§ **REQUIREMENT**
Take the material and output all of it exactly.
───── RECORD LIST
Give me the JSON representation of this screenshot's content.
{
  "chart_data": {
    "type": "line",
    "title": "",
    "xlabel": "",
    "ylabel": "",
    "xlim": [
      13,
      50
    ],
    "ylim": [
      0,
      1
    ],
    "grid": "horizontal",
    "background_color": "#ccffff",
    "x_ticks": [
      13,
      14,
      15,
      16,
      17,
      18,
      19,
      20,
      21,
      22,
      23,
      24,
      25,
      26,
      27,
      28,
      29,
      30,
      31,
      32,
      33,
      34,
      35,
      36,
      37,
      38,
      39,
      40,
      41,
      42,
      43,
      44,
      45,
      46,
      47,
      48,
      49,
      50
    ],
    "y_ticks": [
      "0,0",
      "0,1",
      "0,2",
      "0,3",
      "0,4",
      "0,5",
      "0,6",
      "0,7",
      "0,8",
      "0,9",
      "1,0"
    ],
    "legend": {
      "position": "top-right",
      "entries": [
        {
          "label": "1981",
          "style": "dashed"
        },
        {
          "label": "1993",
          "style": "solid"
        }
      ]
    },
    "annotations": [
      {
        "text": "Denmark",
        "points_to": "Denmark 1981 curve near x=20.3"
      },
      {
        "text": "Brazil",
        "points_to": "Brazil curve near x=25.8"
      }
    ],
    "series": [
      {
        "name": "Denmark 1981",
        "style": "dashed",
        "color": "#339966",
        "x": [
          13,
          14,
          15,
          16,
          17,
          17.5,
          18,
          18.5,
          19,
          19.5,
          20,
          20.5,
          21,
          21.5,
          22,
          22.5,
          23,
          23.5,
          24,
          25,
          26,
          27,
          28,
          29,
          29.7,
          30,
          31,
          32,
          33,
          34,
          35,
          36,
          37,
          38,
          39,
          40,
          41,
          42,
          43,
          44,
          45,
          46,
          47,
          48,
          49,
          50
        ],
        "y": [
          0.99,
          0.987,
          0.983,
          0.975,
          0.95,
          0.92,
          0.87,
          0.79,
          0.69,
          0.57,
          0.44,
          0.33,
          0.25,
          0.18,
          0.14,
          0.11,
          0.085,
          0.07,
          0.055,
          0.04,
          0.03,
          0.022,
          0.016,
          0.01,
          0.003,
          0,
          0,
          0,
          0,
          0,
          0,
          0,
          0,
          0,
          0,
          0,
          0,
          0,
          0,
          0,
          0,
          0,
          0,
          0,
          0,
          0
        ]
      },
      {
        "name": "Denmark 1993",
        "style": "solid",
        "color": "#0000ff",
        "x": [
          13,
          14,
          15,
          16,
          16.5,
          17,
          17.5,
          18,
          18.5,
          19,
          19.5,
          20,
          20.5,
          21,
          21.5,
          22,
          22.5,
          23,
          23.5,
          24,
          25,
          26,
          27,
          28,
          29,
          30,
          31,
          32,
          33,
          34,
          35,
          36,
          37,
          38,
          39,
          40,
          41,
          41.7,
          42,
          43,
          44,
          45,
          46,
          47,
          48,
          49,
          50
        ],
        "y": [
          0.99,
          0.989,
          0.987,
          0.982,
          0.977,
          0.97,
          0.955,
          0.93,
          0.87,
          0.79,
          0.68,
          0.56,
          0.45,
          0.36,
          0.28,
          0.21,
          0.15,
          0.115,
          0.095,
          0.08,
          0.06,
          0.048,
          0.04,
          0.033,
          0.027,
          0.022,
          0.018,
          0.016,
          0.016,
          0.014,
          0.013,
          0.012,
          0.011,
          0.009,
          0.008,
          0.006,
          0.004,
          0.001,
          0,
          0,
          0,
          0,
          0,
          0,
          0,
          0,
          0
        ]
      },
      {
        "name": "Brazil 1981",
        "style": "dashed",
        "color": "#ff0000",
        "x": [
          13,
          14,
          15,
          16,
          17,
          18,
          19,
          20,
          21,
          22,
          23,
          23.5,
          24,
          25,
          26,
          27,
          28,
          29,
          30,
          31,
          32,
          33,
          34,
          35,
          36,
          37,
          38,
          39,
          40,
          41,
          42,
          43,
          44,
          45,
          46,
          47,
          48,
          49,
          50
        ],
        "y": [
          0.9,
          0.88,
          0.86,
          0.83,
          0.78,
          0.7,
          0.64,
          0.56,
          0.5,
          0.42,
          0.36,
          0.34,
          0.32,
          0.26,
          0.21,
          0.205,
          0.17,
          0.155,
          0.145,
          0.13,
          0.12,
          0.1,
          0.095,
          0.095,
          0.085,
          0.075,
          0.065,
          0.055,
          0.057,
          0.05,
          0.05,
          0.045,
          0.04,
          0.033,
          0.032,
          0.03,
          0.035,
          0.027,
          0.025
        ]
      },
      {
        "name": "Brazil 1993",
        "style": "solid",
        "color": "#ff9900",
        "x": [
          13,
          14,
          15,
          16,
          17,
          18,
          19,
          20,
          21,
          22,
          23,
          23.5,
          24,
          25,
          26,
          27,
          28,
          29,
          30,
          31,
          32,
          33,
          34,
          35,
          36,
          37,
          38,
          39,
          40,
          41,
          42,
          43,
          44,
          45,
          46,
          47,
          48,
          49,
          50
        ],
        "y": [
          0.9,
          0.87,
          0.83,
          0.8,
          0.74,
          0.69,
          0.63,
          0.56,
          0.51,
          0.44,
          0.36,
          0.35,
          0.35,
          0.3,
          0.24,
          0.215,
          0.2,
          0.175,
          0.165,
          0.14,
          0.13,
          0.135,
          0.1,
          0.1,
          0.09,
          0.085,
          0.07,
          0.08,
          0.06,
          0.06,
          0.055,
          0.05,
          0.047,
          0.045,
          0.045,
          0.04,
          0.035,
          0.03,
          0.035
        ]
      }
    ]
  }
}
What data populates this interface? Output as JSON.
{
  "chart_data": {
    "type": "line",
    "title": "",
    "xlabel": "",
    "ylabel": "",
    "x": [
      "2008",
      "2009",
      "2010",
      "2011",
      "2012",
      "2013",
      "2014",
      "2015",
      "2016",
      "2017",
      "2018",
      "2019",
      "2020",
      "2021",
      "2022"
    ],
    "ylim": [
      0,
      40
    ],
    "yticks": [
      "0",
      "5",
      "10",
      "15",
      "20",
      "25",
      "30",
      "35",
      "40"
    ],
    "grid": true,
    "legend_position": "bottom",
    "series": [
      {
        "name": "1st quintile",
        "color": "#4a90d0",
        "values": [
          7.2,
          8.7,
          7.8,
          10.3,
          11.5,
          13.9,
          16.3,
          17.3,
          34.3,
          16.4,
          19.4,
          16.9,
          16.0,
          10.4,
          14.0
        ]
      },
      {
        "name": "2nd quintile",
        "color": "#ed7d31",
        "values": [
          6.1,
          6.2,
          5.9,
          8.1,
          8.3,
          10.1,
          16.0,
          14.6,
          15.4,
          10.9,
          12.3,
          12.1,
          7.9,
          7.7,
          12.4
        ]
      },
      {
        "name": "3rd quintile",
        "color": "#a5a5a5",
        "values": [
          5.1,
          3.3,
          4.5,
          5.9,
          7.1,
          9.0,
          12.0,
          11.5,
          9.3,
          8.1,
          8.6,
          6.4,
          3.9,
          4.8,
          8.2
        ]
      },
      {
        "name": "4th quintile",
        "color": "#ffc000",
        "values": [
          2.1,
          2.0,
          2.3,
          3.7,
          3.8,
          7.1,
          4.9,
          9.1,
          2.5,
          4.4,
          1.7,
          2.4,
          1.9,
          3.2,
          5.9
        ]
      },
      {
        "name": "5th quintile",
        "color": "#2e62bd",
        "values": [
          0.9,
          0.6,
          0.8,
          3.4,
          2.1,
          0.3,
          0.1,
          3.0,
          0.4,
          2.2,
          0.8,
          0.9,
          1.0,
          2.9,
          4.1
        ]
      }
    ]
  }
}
──────────
§ **ANSWER TO THE PROBLEM**
Give me the JSON representation of this screenshot's content.
{
  "chart_data": {
    "type": "line",
    "title": "",
    "xlabel": "",
    "ylabel": "",
    "xlim": [
      13,
      50
    ],
    "ylim": [
      0,
      1
    ],
    "grid": "horizontal",
    "background_color": "#ccffff",
    "x_ticks": [
      13,
      14,
      15,
      16,
      17,
      18,
      19,
      20,
      21,
      22,
      23,
      24,
      25,
      26,
      27,
      28,
      29,
      30,
      31,
      32,
      33,
      34,
      35,
      36,
      37,
      38,
      39,
      40,
      41,
      42,
      43,
      44,
      45,
      46,
      47,
      48,
      49,
      50
    ],
    "y_ticks": [
      "0,0",
      "0,1",
      "0,2",
      "0,3",
      "0,4",
      "0,5",
      "0,6",
      "0,7",
      "0,8",
      "0,9",
      "1,0"
    ],
    "legend": {
      "position": "top-right",
      "entries": [
        {
          "label": "1981",
          "style": "dashed"
        },
        {
          "label": "1993",
          "style": "solid"
        }
      ]
    },
    "annotations": [
      {
        "text": "Denmark",
        "points_to": "Denmark 1981 curve near x=20.3"
      },
      {
        "text": "Brazil",
        "points_to": "Brazil curve near x=25.8"
      }
    ],
    "series": [
      {
        "name": "Denmark 1981",
        "style": "dashed",
        "color": "#339966",
        "x": [
          13,
          14,
          15,
          16,
          17,
          17.5,
          18,
          18.5,
          19,
          19.5,
          20,
          20.5,
          21,
          21.5,
          22,
          22.5,
          23,
          23.5,
          24,
          25,
          26,
          27,
          28,
          29,
          29.7,
          30,
          31,
          32,
          33,
          34,
          35,
          36,
          37,
          38,
          39,
          40,
          41,
          42,
          43,
          44,
          45,
          46,
          47,
          48,
          49,
          50
        ],
        "y": [
          0.99,
          0.987,
          0.983,
          0.975,
          0.95,
          0.92,
          0.87,
          0.79,
          0.69,
          0.57,
          0.44,
          0.33,
          0.25,
          0.18,
          0.14,
          0.11,
          0.085,
          0.07,
          0.055,
          0.04,
          0.03,
          0.022,
          0.016,
          0.01,
          0.003,
          0,
          0,
          0,
          0,
          0,
          0,
          0,
          0,
          0,
          0,
          0,
          0,
          0,
          0,
          0,
          0,
          0,
          0,
          0,
          0,
          0
        ]
      },
      {
        "name": "Denmark 1993",
        "style": "solid",
        "color": "#0000ff",
        "x": [
          13,
          14,
          15,
          16,
          16.5,
          17,
          17.5,
          18,
          18.5,
          19,
          19.5,
          20,
          20.5,
          21,
          21.5,
          22,
          22.5,
          23,
          23.5,
          24,
          25,
          26,
          27,
          28,
          29,
          30,
          31,
          32,
          33,
          34,
          35,
          36,
          37,
          38,
          39,
          40,
          41,
          41.7,
          42,
          43,
          44,
          45,
          46,
          47,
          48,
          49,
          50
        ],
        "y": [
          0.99,
          0.989,
          0.987,
          0.982,
          0.977,
          0.97,
          0.955,
          0.93,
          0.87,
          0.79,
          0.68,
          0.56,
          0.45,
          0.36,
          0.28,
          0.21,
          0.15,
          0.115,
          0.095,
          0.08,
          0.06,
          0.048,
          0.04,
          0.033,
          0.027,
          0.022,
          0.018,
          0.016,
          0.016,
          0.014,
          0.013,
          0.012,
          0.011,
          0.009,
          0.008,
          0.006,
          0.004,
          0.001,
          0,
          0,
          0,
          0,
          0,
          0,
          0,
          0,
          0
        ]
      },
      {
        "name": "Brazil 1981",
        "style": "dashed",
        "color": "#ff0000",
        "x": [
          13,
          14,
          15,
          16,
          17,
          18,
          19,
          20,
          21,
          22,
          23,
          23.5,
          24,
          25,
          26,
          27,
          28,
          29,
          30,
          31,
          32,
          33,
          34,
          35,
          36,
          37,
          38,
          39,
          40,
          41,
          42,
          43,
          44,
          45,
          46,
          47,
          48,
          49,
          50
        ],
        "y": [
          0.9,
          0.88,
          0.86,
          0.83,
          0.78,
          0.7,
          0.64,
          0.56,
          0.5,
          0.42,
          0.36,
          0.34,
          0.32,
          0.26,
          0.21,
          0.205,
          0.17,
          0.155,
          0.145,
          0.13,
          0.12,
          0.1,
          0.095,
          0.095,
          0.085,
          0.075,
          0.065,
          0.055,
          0.057,
          0.05,
          0.05,
          0.045,
          0.04,
          0.033,
          0.032,
          0.03,
          0.035,
          0.027,
          0.025
        ]
      },
      {
        "name": "Brazil 1993",
        "style": "solid",
        "color": "#ff9900",
        "x": [
          13,
          14,
          15,
          16,
          17,
          18,
          19,
          20,
          21,
          22,
          23,
          23.5,
          24,
          25,
          26,
          27,
          28,
          29,
          30,
          31,
          32,
          33,
          34,
          35,
          36,
          37,
          38,
          39,
          40,
          41,
          42,
          43,
          44,
          45,
          46,
          47,
          48,
          49,
          50
        ],
        "y": [
          0.9,
          0.87,
          0.83,
          0.8,
          0.74,
          0.69,
          0.63,
          0.56,
          0.51,
          0.44,
          0.36,
          0.35,
          0.35,
          0.3,
          0.24,
          0.215,
          0.2,
          0.175,
          0.165,
          0.14,
          0.13,
          0.135,
          0.1,
          0.1,
          0.09,
          0.085,
          0.07,
          0.08,
          0.06,
          0.06,
          0.055,
          0.05,
          0.047,
          0.045,
          0.045,
          0.04,
          0.035,
          0.03,
          0.035
        ]
      }
    ]
  }
}
What data populates this interface? Output as JSON.
{
  "chart_data": {
    "type": "line",
    "title": "",
    "xlabel": "",
    "ylabel": "",
    "x": [
      "2008",
      "2009",
      "2010",
      "2011",
      "2012",
      "2013",
      "2014",
      "2015",
      "2016",
      "2017",
      "2018",
      "2019",
      "2020",
      "2021",
      "2022"
    ],
    "ylim": [
      0,
      40
    ],
    "yticks": [
      "0",
      "5",
      "10",
      "15",
      "20",
      "25",
      "30",
      "35",
      "40"
    ],
    "grid": true,
    "legend_position": "bottom",
    "series": [
      {
        "name": "1st quintile",
        "color": "#4a90d0",
        "values": [
          7.2,
          8.7,
          7.8,
          10.3,
          11.5,
          13.9,
          16.3,
          17.3,
          34.3,
          16.4,
          19.4,
          16.9,
          16.0,
          10.4,
          14.0
        ]
      },
      {
        "name": "2nd quintile",
        "color": "#ed7d31",
        "values": [
          6.1,
          6.2,
          5.9,
          8.1,
          8.3,
          10.1,
          16.0,
          14.6,
          15.4,
          10.9,
          12.3,
          12.1,
          7.9,
          7.7,
          12.4
        ]
      },
      {
        "name": "3rd quintile",
        "color": "#a5a5a5",
        "values": [
          5.1,
          3.3,
          4.5,
          5.9,
          7.1,
          9.0,
          12.0,
          11.5,
          9.3,
          8.1,
          8.6,
          6.4,
          3.9,
          4.8,
          8.2
        ]
      },
      {
        "name": "4th quintile",
        "color": "#ffc000",
        "values": [
          2.1,
          2.0,
          2.3,
          3.7,
          3.8,
          7.1,
          4.9,
          9.1,
          2.5,
          4.4,
          1.7,
          2.4,
          1.9,
          3.2,
          5.9
        ]
      },
      {
        "name": "5th quintile",
        "color": "#2e62bd",
        "values": [
          0.9,
          0.6,
          0.8,
          3.4,
          2.1,
          0.3,
          0.1,
          3.0,
          0.4,
          2.2,
          0.8,
          0.9,
          1.0,
          2.9,
          4.1
        ]
      }
    ]
  }
}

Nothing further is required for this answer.